- **The task**:
Find each line with "this" and copy it.
>> start Available data
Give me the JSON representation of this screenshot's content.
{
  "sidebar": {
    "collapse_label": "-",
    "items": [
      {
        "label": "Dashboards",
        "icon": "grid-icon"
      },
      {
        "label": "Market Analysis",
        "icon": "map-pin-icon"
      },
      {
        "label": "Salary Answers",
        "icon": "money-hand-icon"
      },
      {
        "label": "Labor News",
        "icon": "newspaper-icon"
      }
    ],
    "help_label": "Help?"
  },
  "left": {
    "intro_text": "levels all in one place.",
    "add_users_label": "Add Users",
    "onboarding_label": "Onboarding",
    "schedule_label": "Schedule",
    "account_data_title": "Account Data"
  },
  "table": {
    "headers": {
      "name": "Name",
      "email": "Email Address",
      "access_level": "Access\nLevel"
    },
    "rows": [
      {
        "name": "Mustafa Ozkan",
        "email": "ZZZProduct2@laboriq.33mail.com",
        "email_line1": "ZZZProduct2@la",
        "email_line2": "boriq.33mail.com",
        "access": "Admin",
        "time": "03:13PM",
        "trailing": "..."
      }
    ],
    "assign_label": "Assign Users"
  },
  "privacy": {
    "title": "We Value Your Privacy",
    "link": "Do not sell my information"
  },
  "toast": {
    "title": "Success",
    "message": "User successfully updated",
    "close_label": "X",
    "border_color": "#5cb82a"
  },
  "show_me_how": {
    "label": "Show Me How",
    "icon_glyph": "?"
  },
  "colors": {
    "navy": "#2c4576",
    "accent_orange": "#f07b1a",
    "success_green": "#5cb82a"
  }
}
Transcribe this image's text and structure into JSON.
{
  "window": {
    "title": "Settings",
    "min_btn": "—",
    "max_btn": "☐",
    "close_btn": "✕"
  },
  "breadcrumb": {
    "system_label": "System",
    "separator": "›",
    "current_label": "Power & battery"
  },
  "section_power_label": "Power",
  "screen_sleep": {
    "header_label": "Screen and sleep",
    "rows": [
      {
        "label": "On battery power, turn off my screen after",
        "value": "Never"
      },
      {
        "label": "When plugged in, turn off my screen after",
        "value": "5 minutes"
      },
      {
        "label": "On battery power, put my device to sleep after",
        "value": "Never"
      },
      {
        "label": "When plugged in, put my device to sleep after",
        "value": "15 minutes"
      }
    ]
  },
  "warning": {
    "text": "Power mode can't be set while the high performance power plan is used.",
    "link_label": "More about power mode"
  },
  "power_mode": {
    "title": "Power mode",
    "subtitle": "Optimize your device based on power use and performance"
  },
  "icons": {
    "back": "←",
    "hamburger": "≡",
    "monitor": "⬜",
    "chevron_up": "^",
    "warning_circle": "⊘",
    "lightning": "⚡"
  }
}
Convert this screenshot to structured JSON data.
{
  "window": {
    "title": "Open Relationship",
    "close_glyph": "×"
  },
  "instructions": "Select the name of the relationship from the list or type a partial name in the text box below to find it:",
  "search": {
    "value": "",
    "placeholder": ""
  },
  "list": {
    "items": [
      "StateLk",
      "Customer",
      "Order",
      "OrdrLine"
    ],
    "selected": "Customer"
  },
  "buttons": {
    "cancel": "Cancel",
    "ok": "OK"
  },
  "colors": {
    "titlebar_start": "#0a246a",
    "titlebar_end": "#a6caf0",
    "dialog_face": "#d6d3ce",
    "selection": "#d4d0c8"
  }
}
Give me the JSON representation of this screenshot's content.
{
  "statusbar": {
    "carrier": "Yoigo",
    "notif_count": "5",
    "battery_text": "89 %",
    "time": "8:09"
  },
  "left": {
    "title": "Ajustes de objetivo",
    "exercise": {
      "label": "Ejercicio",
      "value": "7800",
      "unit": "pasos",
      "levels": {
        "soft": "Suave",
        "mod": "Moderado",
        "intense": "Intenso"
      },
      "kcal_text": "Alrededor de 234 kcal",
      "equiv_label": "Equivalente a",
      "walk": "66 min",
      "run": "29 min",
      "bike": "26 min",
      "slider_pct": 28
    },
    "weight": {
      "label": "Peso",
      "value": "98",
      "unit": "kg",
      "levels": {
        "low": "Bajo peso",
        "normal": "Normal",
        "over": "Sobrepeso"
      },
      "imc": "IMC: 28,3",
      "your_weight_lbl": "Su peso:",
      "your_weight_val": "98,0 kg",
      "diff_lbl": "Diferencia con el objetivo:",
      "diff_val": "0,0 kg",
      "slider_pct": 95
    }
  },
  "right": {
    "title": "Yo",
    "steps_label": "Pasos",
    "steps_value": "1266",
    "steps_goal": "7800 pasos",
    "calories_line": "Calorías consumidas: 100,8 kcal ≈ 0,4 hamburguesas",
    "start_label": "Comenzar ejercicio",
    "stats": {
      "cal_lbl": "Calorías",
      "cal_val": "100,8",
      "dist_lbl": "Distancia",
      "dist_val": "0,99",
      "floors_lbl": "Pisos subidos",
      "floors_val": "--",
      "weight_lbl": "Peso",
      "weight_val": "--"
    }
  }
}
>> end Available data
- **Written answer**:
Give me the JSON representation of this screenshot's content.
Transcribe this image's text and structure into JSON.
Convert this screenshot to structured JSON data.
Give me the JSON representation of this screenshot's content.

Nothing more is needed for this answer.